▶ **Problem details**: Print each of the entries exactly, leaving nothing out.

▶ **Records for this task**:

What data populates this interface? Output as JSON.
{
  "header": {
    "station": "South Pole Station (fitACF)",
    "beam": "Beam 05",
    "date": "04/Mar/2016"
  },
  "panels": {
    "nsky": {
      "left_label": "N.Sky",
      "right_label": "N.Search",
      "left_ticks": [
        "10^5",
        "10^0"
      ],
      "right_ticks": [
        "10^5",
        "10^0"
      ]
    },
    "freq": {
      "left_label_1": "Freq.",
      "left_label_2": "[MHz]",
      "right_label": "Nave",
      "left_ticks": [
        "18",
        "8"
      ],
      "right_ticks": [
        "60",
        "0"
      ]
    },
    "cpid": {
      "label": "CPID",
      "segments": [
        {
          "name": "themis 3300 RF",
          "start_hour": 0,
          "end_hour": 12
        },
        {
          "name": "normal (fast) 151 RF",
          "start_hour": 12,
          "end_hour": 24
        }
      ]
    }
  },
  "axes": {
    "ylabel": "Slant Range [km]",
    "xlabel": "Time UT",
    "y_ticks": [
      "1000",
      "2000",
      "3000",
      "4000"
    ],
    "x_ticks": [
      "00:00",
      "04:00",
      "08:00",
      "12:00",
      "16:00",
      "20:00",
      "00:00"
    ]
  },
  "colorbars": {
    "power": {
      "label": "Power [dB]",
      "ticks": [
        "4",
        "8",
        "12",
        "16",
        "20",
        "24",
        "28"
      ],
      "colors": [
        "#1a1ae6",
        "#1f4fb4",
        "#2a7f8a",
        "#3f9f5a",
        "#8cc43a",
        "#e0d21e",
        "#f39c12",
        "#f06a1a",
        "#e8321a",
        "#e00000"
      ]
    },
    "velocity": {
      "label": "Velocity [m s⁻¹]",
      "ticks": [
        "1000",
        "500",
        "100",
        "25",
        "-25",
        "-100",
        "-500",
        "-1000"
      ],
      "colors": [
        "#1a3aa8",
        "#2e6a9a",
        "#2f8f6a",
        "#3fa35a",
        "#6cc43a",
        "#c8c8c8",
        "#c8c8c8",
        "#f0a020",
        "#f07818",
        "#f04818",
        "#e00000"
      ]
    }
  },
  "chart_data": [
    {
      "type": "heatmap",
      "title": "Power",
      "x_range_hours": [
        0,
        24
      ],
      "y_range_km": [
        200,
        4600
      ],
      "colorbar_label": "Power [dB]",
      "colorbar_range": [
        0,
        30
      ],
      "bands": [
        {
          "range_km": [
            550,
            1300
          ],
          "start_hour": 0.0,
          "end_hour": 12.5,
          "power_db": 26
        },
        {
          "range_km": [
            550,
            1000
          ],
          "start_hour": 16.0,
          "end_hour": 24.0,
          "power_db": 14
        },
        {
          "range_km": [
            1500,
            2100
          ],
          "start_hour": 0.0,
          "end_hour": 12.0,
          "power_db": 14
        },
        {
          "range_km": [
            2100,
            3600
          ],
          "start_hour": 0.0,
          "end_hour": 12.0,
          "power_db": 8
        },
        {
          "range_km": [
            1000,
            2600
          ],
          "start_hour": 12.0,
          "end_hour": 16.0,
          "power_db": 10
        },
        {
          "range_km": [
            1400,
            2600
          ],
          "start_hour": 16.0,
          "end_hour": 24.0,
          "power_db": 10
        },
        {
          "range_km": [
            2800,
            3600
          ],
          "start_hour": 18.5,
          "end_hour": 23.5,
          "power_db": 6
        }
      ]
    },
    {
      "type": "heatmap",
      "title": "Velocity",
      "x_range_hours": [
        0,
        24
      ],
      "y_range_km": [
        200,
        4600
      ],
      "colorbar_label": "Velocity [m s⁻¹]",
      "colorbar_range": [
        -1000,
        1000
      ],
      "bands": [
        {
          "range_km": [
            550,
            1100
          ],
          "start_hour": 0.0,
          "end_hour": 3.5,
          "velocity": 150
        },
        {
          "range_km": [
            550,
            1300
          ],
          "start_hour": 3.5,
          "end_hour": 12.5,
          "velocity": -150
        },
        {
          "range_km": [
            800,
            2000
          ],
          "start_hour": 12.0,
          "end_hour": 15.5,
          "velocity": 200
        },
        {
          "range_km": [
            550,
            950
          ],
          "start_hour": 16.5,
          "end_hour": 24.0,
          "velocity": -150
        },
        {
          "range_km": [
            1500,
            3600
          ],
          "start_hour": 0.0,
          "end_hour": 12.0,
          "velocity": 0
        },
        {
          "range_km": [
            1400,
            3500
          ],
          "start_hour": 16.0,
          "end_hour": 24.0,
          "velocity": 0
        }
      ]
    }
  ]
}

▶ **Solution to the problem**:
What data populates this interface? Output as JSON.
{
  "header": {
    "station": "South Pole Station (fitACF)",
    "beam": "Beam 05",
    "date": "04/Mar/2016"
  },
  "panels": {
    "nsky": {
      "left_label": "N.Sky",
      "right_label": "N.Search",
      "left_ticks": [
        "10^5",
        "10^0"
      ],
      "right_ticks": [
        "10^5",
        "10^0"
      ]
    },
    "freq": {
      "left_label_1": "Freq.",
      "left_label_2": "[MHz]",
      "right_label": "Nave",
      "left_ticks": [
        "18",
        "8"
      ],
      "right_ticks": [
        "60",
        "0"
      ]
    },
    "cpid": {
      "label": "CPID",
      "segments": [
        {
          "name": "themis 3300 RF",
          "start_hour": 0,
          "end_hour": 12
        },
        {
          "name": "normal (fast) 151 RF",
          "start_hour": 12,
          "end_hour": 24
        }
      ]
    }
  },
  "axes": {
    "ylabel": "Slant Range [km]",
    "xlabel": "Time UT",
    "y_ticks": [
      "1000",
      "2000",
      "3000",
      "4000"
    ],
    "x_ticks": [
      "00:00",
      "04:00",
      "08:00",
      "12:00",
      "16:00",
      "20:00",
      "00:00"
    ]
  },
  "colorbars": {
    "power": {
      "label": "Power [dB]",
      "ticks": [
        "4",
        "8",
        "12",
        "16",
        "20",
        "24",
        "28"
      ],
      "colors": [
        "#1a1ae6",
        "#1f4fb4",
        "#2a7f8a",
        "#3f9f5a",
        "#8cc43a",
        "#e0d21e",
        "#f39c12",
        "#f06a1a",
        "#e8321a",
        "#e00000"
      ]
    },
    "velocity": {
      "label": "Velocity [m s⁻¹]",
      "ticks": [
        "1000",
        "500",
        "100",
        "25",
        "-25",
        "-100",
        "-500",
        "-1000"
      ],
      "colors": [
        "#1a3aa8",
        "#2e6a9a",
        "#2f8f6a",
        "#3fa35a",
        "#6cc43a",
        "#c8c8c8",
        "#c8c8c8",
        "#f0a020",
        "#f07818",
        "#f04818",
        "#e00000"
      ]
    }
  },
  "chart_data": [
    {
      "type": "heatmap",
      "title": "Power",
      "x_range_hours": [
        0,
        24
      ],
      "y_range_km": [
        200,
        4600
      ],
      "colorbar_label": "Power [dB]",
      "colorbar_range": [
        0,
        30
      ],
      "bands": [
        {
          "range_km": [
            550,
            1300
          ],
          "start_hour": 0.0,
          "end_hour": 12.5,
          "power_db": 26
        },
        {
          "range_km": [
            550,
            1000
          ],
          "start_hour": 16.0,
          "end_hour": 24.0,
          "power_db": 14
        },
        {
          "range_km": [
            1500,
            2100
          ],
          "start_hour": 0.0,
          "end_hour": 12.0,
          "power_db": 14
        },
        {
          "range_km": [
            2100,
            3600
          ],
          "start_hour": 0.0,
          "end_hour": 12.0,
          "power_db": 8
        },
        {
          "range_km": [
            1000,
            2600
          ],
          "start_hour": 12.0,
          "end_hour": 16.0,
          "power_db": 10
        },
        {
          "range_km": [
            1400,
            2600
          ],
          "start_hour": 16.0,
          "end_hour": 24.0,
          "power_db": 10
        },
        {
          "range_km": [
            2800,
            3600
          ],
          "start_hour": 18.5,
          "end_hour": 23.5,
          "power_db": 6
        }
      ]
    },
    {
      "type": "heatmap",
      "title": "Velocity",
      "x_range_hours": [
        0,
        24
      ],
      "y_range_km": [
        200,
        4600
      ],
      "colorbar_label": "Velocity [m s⁻¹]",
      "colorbar_range": [
        -1000,
        1000
      ],
      "bands": [
        {
          "range_km": [
            550,
            1100
          ],
          "start_hour": 0.0,
          "end_hour": 3.5,
          "velocity": 150
        },
        {
          "range_km": [
            550,
            1300
          ],
          "start_hour": 3.5,
          "end_hour": 12.5,
          "velocity": -150
        },
        {
          "range_km": [
            800,
            2000
          ],
          "start_hour": 12.0,
          "end_hour": 15.5,
          "velocity": 200
        },
        {
          "range_km": [
            550,
            950
          ],
          "start_hour": 16.5,
          "end_hour": 24.0,
          "velocity": -150
        },
        {
          "range_km": [
            1500,
            3600
          ],
          "start_hour": 0.0,
          "end_hour": 12.0,
          "velocity": 0
        },
        {
          "range_km": [
            1400,
            3500
          ],
          "start_hour": 16.0,
          "end_hour": 24.0,
          "velocity": 0
        }
      ]
    }
  ]
}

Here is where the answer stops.